* _Work to be completed_: Repeat all entries exactly.
*** Extracted data
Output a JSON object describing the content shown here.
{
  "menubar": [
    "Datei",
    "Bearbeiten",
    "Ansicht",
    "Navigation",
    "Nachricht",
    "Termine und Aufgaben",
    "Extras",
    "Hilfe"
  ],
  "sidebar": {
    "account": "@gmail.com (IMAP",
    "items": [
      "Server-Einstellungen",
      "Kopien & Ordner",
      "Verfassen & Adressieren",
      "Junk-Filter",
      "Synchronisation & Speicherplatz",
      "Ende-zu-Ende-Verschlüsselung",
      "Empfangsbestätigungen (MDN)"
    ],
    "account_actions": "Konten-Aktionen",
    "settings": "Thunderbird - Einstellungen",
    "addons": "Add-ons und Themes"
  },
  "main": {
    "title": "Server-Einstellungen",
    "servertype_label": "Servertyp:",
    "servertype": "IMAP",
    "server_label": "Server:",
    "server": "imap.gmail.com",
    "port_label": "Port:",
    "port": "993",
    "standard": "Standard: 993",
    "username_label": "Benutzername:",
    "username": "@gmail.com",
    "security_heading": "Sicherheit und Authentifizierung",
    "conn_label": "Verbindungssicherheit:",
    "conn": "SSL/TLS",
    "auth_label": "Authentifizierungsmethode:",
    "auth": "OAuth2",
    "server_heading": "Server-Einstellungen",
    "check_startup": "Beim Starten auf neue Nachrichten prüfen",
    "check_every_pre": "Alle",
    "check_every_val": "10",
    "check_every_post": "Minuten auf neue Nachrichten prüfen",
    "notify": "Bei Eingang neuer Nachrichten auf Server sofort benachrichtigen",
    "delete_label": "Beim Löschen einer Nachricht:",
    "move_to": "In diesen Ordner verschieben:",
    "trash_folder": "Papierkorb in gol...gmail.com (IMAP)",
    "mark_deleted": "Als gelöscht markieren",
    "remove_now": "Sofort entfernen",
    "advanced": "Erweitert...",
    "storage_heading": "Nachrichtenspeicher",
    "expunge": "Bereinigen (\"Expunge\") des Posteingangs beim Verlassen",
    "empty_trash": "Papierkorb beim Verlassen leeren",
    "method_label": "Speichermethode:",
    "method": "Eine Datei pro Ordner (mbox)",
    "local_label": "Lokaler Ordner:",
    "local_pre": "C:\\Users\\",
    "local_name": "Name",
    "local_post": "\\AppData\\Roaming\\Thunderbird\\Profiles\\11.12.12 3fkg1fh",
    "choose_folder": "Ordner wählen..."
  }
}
******
* _Solved exercise_:
Output a JSON object describing the content shown here.
{
  "menubar": [
    "Datei",
    "Bearbeiten",
    "Ansicht",
    "Navigation",
    "Nachricht",
    "Termine und Aufgaben",
    "Extras",
    "Hilfe"
  ],
  "sidebar": {
    "account": "@gmail.com (IMAP",
    "items": [
      "Server-Einstellungen",
      "Kopien & Ordner",
      "Verfassen & Adressieren",
      "Junk-Filter",
      "Synchronisation & Speicherplatz",
      "Ende-zu-Ende-Verschlüsselung",
      "Empfangsbestätigungen (MDN)"
    ],
    "account_actions": "Konten-Aktionen",
    "settings": "Thunderbird - Einstellungen",
    "addons": "Add-ons und Themes"
  },
  "main": {
    "title": "Server-Einstellungen",
    "servertype_label": "Servertyp:",
    "servertype": "IMAP",
    "server_label": "Server:",
    "server": "imap.gmail.com",
    "port_label": "Port:",
    "port": "993",
    "standard": "Standard: 993",
    "username_label": "Benutzername:",
    "username": "@gmail.com",
    "security_heading": "Sicherheit und Authentifizierung",
    "conn_label": "Verbindungssicherheit:",
    "conn": "SSL/TLS",
    "auth_label": "Authentifizierungsmethode:",
    "auth": "OAuth2",
    "server_heading": "Server-Einstellungen",
    "check_startup": "Beim Starten auf neue Nachrichten prüfen",
    "check_every_pre": "Alle",
    "check_every_val": "10",
    "check_every_post": "Minuten auf neue Nachrichten prüfen",
    "notify": "Bei Eingang neuer Nachrichten auf Server sofort benachrichtigen",
    "delete_label": "Beim Löschen einer Nachricht:",
    "move_to": "In diesen Ordner verschieben:",
    "trash_folder": "Papierkorb in gol...gmail.com (IMAP)",
    "mark_deleted": "Als gelöscht markieren",
    "remove_now": "Sofort entfernen",
    "advanced": "Erweitert...",
    "storage_heading": "Nachrichtenspeicher",
    "expunge": "Bereinigen (\"Expunge\") des Posteingangs beim Verlassen",
    "empty_trash": "Papierkorb beim Verlassen leeren",
    "method_label": "Speichermethode:",
    "method": "Eine Datei pro Ordner (mbox)",
    "local_label": "Lokaler Ordner:",
    "local_pre": "C:\\Users\\",
    "local_name": "Name",
    "local_post": "\\AppData\\Roaming\\Thunderbird\\Profiles\\11.12.12 3fkg1fh",
    "choose_folder": "Ordner wählen..."
  }
}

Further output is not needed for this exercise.